» WHAT THE TASK REQUIRES:
Copy all the material that follows, keeping every character the same.
#### DATASET ENTRIES ####
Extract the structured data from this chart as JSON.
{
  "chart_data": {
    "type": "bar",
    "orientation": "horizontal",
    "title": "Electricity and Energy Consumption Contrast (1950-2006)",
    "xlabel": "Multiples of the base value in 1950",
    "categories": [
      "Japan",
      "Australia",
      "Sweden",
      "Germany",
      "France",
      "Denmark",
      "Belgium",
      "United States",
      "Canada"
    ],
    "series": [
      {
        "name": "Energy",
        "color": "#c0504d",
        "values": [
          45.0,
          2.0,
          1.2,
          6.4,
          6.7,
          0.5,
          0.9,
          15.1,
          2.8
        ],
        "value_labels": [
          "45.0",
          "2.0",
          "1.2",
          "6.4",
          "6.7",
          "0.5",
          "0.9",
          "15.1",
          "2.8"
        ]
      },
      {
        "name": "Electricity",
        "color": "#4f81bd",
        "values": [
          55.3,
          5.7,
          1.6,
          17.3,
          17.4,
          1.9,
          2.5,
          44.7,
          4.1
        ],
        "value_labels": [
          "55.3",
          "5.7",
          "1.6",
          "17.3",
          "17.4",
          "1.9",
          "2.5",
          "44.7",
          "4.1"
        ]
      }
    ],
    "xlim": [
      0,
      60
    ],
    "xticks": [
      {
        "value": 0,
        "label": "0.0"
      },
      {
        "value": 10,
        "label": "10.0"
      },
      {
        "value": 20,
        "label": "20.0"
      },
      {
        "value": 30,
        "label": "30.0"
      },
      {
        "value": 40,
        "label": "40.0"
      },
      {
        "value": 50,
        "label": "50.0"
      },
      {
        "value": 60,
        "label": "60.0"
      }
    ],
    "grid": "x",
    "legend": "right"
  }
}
####
» SOLUTION BELOW:
Extract the structured data from this chart as JSON.
{
  "chart_data": {
    "type": "bar",
    "orientation": "horizontal",
    "title": "Electricity and Energy Consumption Contrast (1950-2006)",
    "xlabel": "Multiples of the base value in 1950",
    "categories": [
      "Japan",
      "Australia",
      "Sweden",
      "Germany",
      "France",
      "Denmark",
      "Belgium",
      "United States",
      "Canada"
    ],
    "series": [
      {
        "name": "Energy",
        "color": "#c0504d",
        "values": [
          45.0,
          2.0,
          1.2,
          6.4,
          6.7,
          0.5,
          0.9,
          15.1,
          2.8
        ],
        "value_labels": [
          "45.0",
          "2.0",
          "1.2",
          "6.4",
          "6.7",
          "0.5",
          "0.9",
          "15.1",
          "2.8"
        ]
      },
      {
        "name": "Electricity",
        "color": "#4f81bd",
        "values": [
          55.3,
          5.7,
          1.6,
          17.3,
          17.4,
          1.9,
          2.5,
          44.7,
          4.1
        ],
        "value_labels": [
          "55.3",
          "5.7",
          "1.6",
          "17.3",
          "17.4",
          "1.9",
          "2.5",
          "44.7",
          "4.1"
        ]
      }
    ],
    "xlim": [
      0,
      60
    ],
    "xticks": [
      {
        "value": 0,
        "label": "0.0"
      },
      {
        "value": 10,
        "label": "10.0"
      },
      {
        "value": 20,
        "label": "20.0"
      },
      {
        "value": 30,
        "label": "30.0"
      },
      {
        "value": 40,
        "label": "40.0"
      },
      {
        "value": 50,
        "label": "50.0"
      },
      {
        "value": 60,
        "label": "60.0"
      }
    ],
    "grid": "x",
    "legend": "right"
  }
}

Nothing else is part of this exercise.